**Set task:**
Hunt for the word "объектов" across the entries below, copying each line that holds it.

**Input data:**
════
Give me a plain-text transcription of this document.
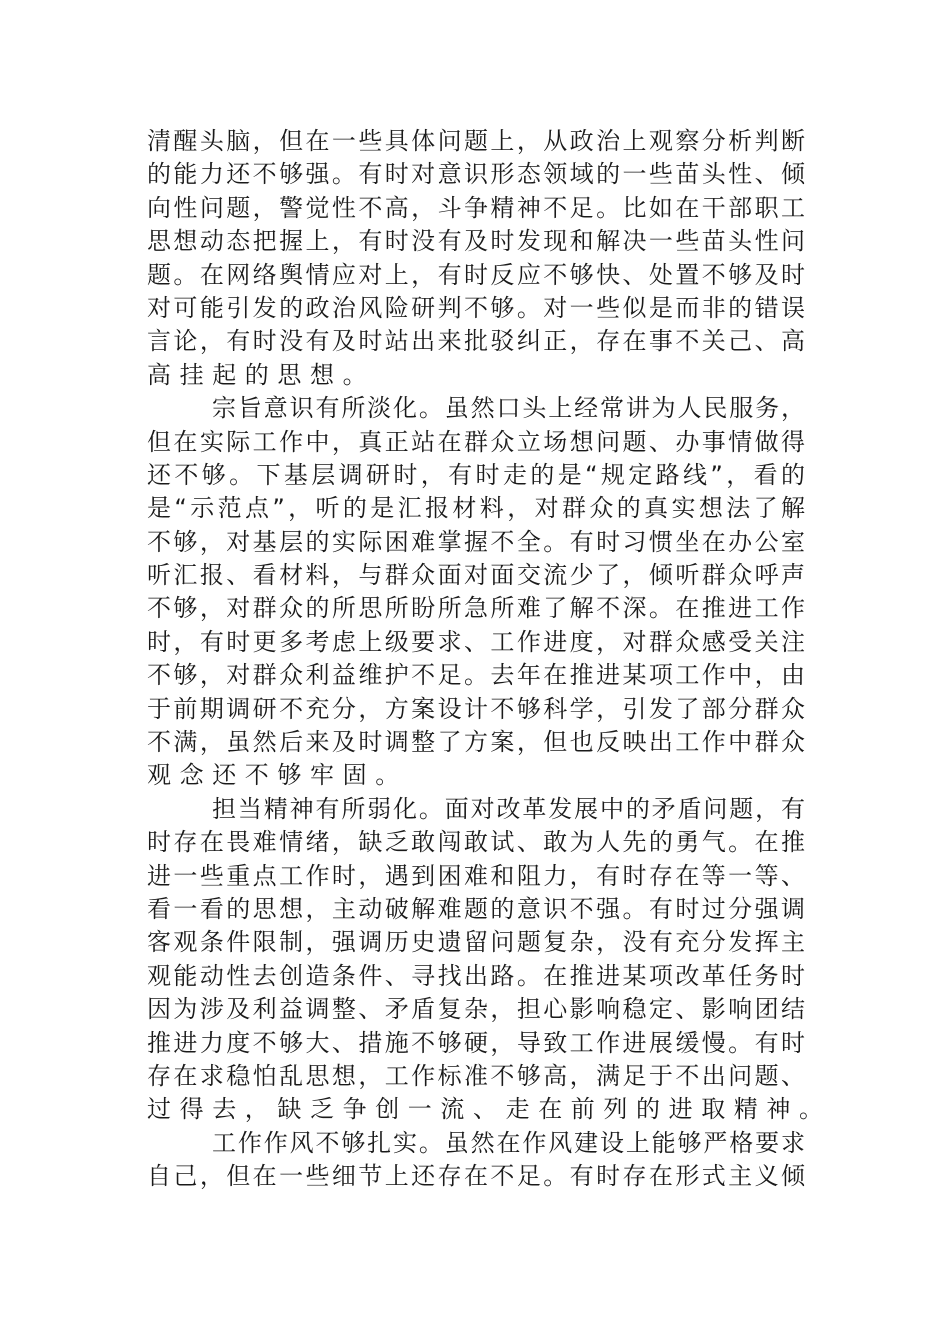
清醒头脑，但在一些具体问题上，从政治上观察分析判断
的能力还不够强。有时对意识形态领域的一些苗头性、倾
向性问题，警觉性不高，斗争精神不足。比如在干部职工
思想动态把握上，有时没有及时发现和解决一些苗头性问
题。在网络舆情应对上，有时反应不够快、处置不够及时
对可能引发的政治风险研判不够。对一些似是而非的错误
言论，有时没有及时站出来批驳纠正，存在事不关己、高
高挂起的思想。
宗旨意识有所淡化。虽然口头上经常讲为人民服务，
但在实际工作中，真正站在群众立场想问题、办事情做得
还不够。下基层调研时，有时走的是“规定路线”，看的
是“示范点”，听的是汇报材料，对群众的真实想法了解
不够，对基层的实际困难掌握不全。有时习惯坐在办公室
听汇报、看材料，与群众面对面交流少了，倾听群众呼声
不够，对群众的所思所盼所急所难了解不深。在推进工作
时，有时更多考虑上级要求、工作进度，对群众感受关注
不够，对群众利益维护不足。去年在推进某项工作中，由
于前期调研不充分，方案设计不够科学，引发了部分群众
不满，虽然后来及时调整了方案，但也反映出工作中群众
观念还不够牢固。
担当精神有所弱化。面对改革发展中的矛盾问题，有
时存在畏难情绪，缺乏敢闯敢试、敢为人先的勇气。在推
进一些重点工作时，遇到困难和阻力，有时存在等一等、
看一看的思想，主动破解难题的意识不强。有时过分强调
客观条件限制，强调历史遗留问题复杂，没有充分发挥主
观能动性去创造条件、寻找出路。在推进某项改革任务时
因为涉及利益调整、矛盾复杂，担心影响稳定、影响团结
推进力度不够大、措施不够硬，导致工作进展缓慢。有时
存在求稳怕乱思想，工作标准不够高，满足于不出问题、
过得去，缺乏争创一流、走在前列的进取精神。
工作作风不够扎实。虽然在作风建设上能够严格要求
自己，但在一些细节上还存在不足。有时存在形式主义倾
════
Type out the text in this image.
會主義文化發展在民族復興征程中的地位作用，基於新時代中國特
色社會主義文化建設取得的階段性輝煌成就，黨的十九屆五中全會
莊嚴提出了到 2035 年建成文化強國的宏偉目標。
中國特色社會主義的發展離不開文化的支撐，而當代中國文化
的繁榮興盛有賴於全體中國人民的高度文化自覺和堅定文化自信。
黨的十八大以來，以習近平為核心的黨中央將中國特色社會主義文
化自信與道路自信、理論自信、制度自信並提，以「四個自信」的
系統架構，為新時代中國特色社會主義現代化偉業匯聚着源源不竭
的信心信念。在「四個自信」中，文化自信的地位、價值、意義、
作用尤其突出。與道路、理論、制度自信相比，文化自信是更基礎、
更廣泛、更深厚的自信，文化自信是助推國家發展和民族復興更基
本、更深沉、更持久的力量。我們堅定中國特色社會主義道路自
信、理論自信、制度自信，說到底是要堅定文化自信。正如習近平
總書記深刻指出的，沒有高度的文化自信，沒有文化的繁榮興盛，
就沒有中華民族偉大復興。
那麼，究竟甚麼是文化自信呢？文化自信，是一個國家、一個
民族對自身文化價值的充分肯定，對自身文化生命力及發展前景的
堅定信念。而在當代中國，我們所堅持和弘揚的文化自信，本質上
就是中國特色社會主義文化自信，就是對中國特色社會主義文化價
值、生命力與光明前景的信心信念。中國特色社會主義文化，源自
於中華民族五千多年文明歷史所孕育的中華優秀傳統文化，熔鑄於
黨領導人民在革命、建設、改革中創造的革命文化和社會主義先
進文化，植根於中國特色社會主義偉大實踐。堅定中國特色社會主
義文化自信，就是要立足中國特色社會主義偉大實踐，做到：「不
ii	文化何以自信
════
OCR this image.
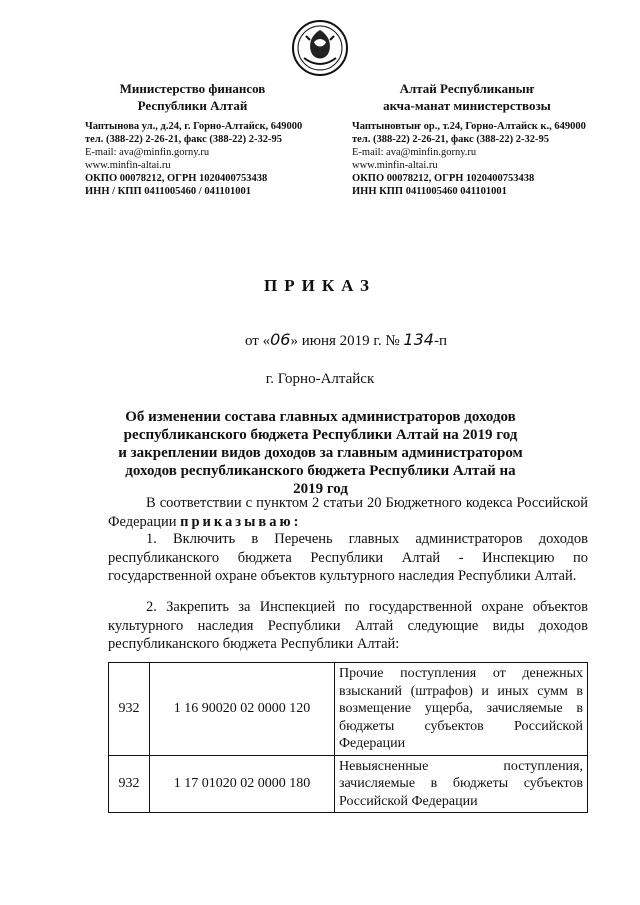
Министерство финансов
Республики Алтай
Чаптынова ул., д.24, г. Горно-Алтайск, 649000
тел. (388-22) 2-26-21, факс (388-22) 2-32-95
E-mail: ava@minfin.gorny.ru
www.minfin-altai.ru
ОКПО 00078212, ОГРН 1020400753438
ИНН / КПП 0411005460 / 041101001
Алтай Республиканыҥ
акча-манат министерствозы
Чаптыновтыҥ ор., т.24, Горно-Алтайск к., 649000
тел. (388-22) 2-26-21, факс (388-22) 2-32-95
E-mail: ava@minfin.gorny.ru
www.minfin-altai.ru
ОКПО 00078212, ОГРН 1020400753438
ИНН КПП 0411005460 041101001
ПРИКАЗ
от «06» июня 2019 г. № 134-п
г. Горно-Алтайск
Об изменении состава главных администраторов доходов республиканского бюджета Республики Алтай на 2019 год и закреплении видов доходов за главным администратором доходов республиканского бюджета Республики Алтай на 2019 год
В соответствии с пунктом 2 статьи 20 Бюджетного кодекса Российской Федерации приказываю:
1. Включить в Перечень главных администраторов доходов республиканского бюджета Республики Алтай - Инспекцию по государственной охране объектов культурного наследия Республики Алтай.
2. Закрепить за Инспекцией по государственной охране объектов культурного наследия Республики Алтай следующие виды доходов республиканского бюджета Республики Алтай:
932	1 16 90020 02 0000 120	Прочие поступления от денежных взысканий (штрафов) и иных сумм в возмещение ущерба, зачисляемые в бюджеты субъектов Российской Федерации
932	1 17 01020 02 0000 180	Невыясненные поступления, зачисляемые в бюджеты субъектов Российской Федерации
════
**Result of this exercise:**
1. Включить в Перечень главных администраторов доходов республиканского бюджета Республики Алтай - Инспекцию по государственной охране объектов культурного наследия Республики Алтай.
2. Закрепить за Инспекцией по государственной охране объектов культурного наследия Республики Алтай следующие виды доходов республиканского бюджета Республики Алтай:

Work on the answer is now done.